■ Stated problem ■
Identify each line below containing the string "toujours" and copy it.

■ Entries supplied ■
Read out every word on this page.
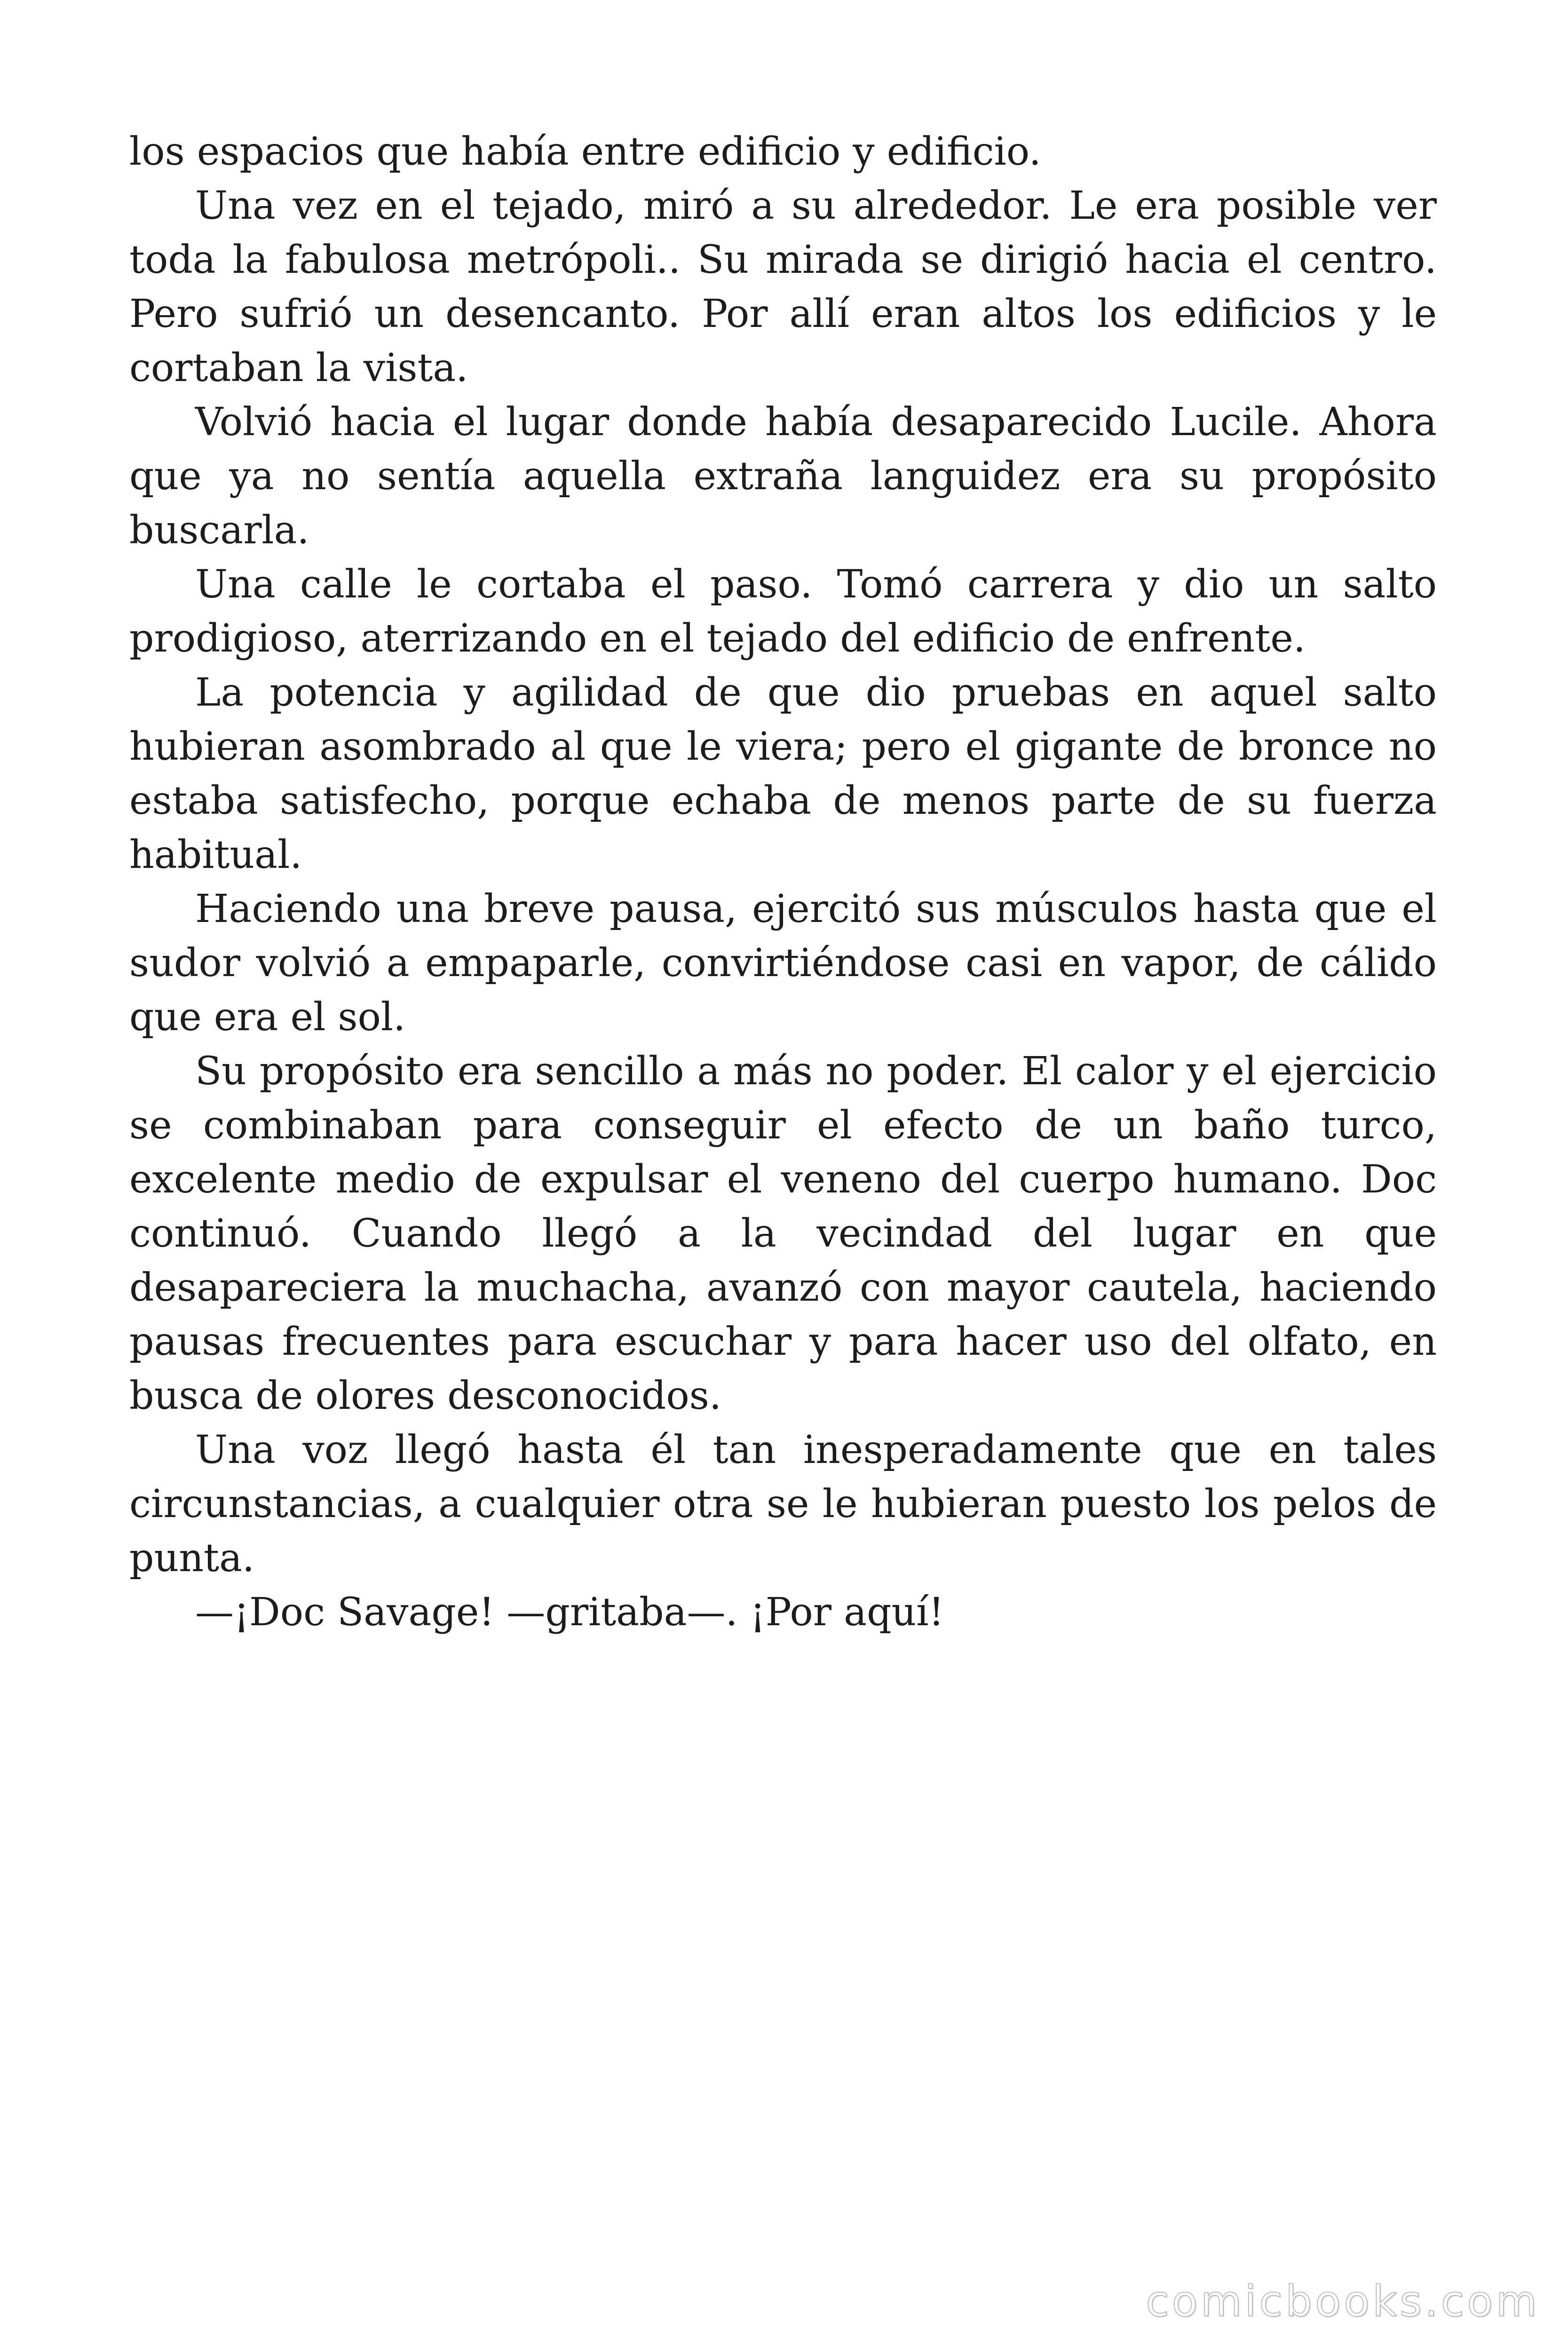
los espacios que había entre edificio y edificio.

Una vez en el tejado, miró a su alrededor. Le era posible ver toda la fabulosa metrópoli.. Su mirada se dirigió hacia el centro. Pero sufrió un desencanto. Por allí eran altos los edificios y le cortaban la vista.

Volvió hacia el lugar donde había desaparecido Lucile. Ahora que ya no sentía aquella extraña languidez era su propósito buscarla.

Una calle le cortaba el paso. Tomó carrera y dio un salto prodigioso, aterrizando en el tejado del edificio de enfrente.

La potencia y agilidad de que dio pruebas en aquel salto hubieran asombrado al que le viera; pero el gigante de bronce no estaba satisfecho, porque echaba de menos parte de su fuerza habitual.

Haciendo una breve pausa, ejercitó sus músculos hasta que el sudor volvió a empaparle, convirtiéndose casi en vapor, de cálido que era el sol.

Su propósito era sencillo a más no poder. El calor y el ejercicio se combinaban para conseguir el efecto de un baño turco, excelente medio de expulsar el veneno del cuerpo humano. Doc continuó. Cuando llegó a la vecindad del lugar en que desapareciera la muchacha, avanzó con mayor cautela, haciendo pausas frecuentes para escuchar y para hacer uso del olfato, en busca de olores desconocidos.

Una voz llegó hasta él tan inesperadamente que en tales circunstancias, a cualquier otra se le hubieran puesto los pelos de punta.

—¡Doc Savage! —gritaba—. ¡Por aquí!

comicbooks.com
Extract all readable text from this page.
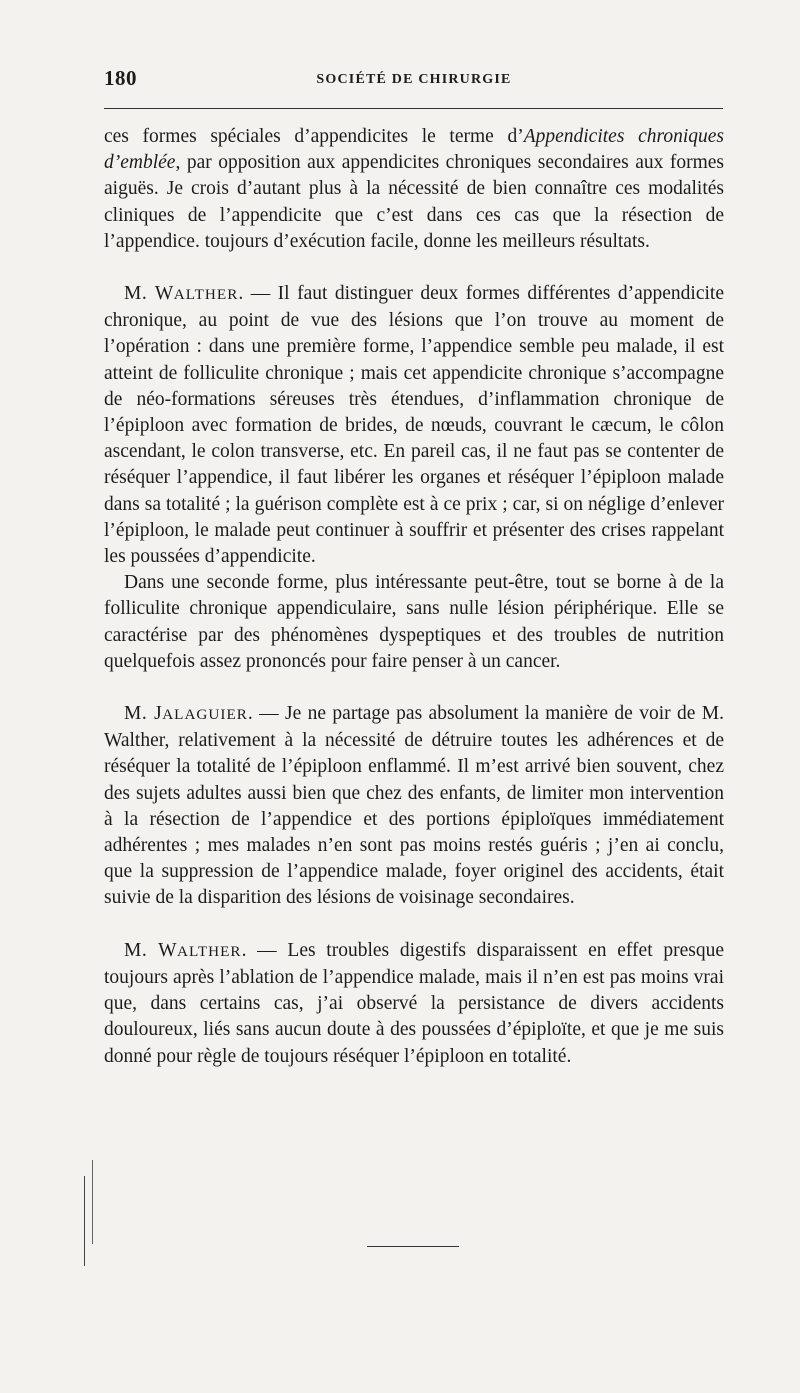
180	SOCIÉTÉ DE CHIRURGIE

ces formes spéciales d’appendicites le terme d’Appendicites chroniques d’emblée, par opposition aux appendicites chroniques secondaires aux formes aiguës. Je crois d’autant plus à la nécessité de bien connaître ces modalités cliniques de l’appendicite que c’est dans ces cas que la résection de l’appendice. toujours d’exécution facile, donne les meilleurs résultats.

M. WALTHER. — Il faut distinguer deux formes différentes d’appendicite chronique, au point de vue des lésions que l’on trouve au moment de l’opération : dans une première forme, l’appendice semble peu malade, il est atteint de folliculite chronique ; mais cet appendicite chronique s’accompagne de néo-formations séreuses très étendues, d’inflammation chronique de l’épiploon avec formation de brides, de nœuds, couvrant le cæcum, le côlon ascendant, le colon transverse, etc. En pareil cas, il ne faut pas se contenter de réséquer l’appendice, il faut libérer les organes et réséquer l’épiploon malade dans sa totalité ; la guérison complète est à ce prix ; car, si on néglige d’enlever l’épiploon, le malade peut continuer à souffrir et présenter des crises rappelant les poussées d’appendicite.

Dans une seconde forme, plus intéressante peut-être, tout se borne à de la folliculite chronique appendiculaire, sans nulle lésion périphérique. Elle se caractérise par des phénomènes dyspeptiques et des troubles de nutrition quelquefois assez prononcés pour faire penser à un cancer.

M. JALAGUIER. — Je ne partage pas absolument la manière de voir de M. Walther, relativement à la nécessité de détruire toutes les adhérences et de réséquer la totalité de l’épiploon enflammé. Il m’est arrivé bien souvent, chez des sujets adultes aussi bien que chez des enfants, de limiter mon intervention à la résection de l’appendice et des portions épiploïques immédiatement adhérentes ; mes malades n’en sont pas moins restés guéris ; j’en ai conclu, que la suppression de l’appendice malade, foyer originel des accidents, était suivie de la disparition des lésions de voisinage secondaires.

M. WALTHER. — Les troubles digestifs disparaissent en effet presque toujours après l’ablation de l’appendice malade, mais il n’en est pas moins vrai que, dans certains cas, j’ai observé la persistance de divers accidents douloureux, liés sans aucun doute à des poussées d’épiploïte, et que je me suis donné pour règle de toujours réséquer l’épiploon en totalité.
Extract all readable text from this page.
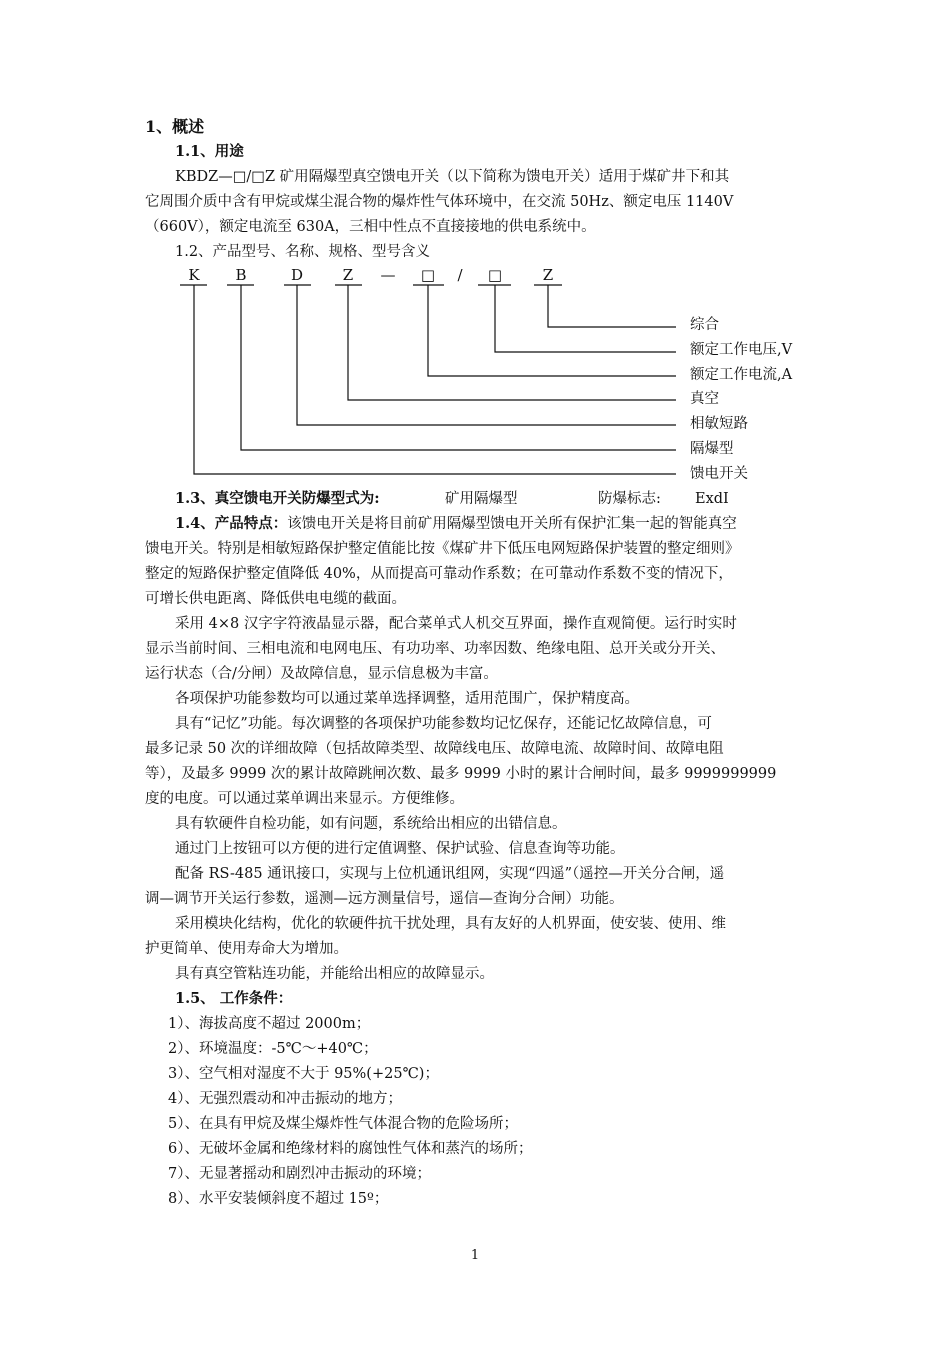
1、概述
1.1、用途
KBDZ—□/□Z 矿用隔爆型真空馈电开关（以下简称为馈电开关）适用于煤矿井下和其
它周围介质中含有甲烷或煤尘混合物的爆炸性气体环境中，在交流 50Hz、额定电压 1140V
（660V），额定电流至 630A，三相中性点不直接接地的供电系统中。
1.2、产品型号、名称、规格、型号含义
K B	D	Z — □ / □	Z
综合
额定工作电压,V
额定工作电流,A
真空
相敏短路
隔爆型
馈电开关
1.3、真空馈电开关防爆型式为:	矿用隔爆型	防爆标志: ExdI
1.4、产品特点：该馈电开关是将目前矿用隔爆型馈电开关所有保护汇集一起的智能真空
馈电开关。特别是相敏短路保护整定值能比按《煤矿井下低压电网短路保护装置的整定细则》
整定的短路保护整定值降低 40%，从而提高可靠动作系数；在可靠动作系数不变的情况下，
可增长供电距离、降低供电电缆的截面。
采用 4×8 汉字字符液晶显示器，配合菜单式人机交互界面，操作直观简便。运行时实时
显示当前时间、三相电流和电网电压、有功功率、功率因数、绝缘电阻、总开关或分开关、
运行状态（合/分闸）及故障信息，显示信息极为丰富。
各项保护功能参数均可以通过菜单选择调整，适用范围广，保护精度高。
具有“记忆”功能。每次调整的各项保护功能参数均记忆保存，还能记忆故障信息，可
最多记录 50 次的详细故障（包括故障类型、故障线电压、故障电流、故障时间、故障电阻
等），及最多 9999 次的累计故障跳闸次数、最多 9999 小时的累计合闸时间，最多 9999999999
度的电度。可以通过菜单调出来显示。方便维修。
具有软硬件自检功能，如有问题，系统给出相应的出错信息。
通过门上按钮可以方便的进行定值调整、保护试验、信息查询等功能。
配备 RS-485 通讯接口，实现与上位机通讯组网，实现“四遥”（遥控—开关分合闸，遥
调—调节开关运行参数，遥测—远方测量信号，遥信—查询分合闸）功能。
采用模块化结构，优化的软硬件抗干扰处理，具有友好的人机界面，使安装、使用、维
护更简单、使用寿命大为增加。
具有真空管粘连功能，并能给出相应的故障显示。
1.5、 工作条件：
1）、海拔高度不超过 2000m；
2）、环境温度：-5℃～+40℃；
3）、空气相对湿度不大于 95%(+25℃)；
4）、无强烈震动和冲击振动的地方；
5）、在具有甲烷及煤尘爆炸性气体混合物的危险场所；
6）、无破坏金属和绝缘材料的腐蚀性气体和蒸汽的场所；
7）、无显著摇动和剧烈冲击振动的环境；
8）、水平安装倾斜度不超过 15º；
1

■ Response to the exercise ■
ces formes spéciales d’appendicites le terme d’Appendicites chroniques d’emblée, par opposition aux appendicites chroniques secondaires aux formes aiguës. Je crois d’autant plus à la nécessité de bien connaître ces modalités cliniques de l’appendicite que c’est dans ces cas que la résection de l’appendice. toujours d’exécution facile, donne les meilleurs résultats.
M. WALTHER. — Les troubles digestifs disparaissent en effet presque toujours après l’ablation de l’appendice malade, mais il n’en est pas moins vrai que, dans certains cas, j’ai observé la persistance de divers accidents douloureux, liés sans aucun doute à des poussées d’épiploïte, et que je me suis donné pour règle de toujours réséquer l’épiploon en totalité.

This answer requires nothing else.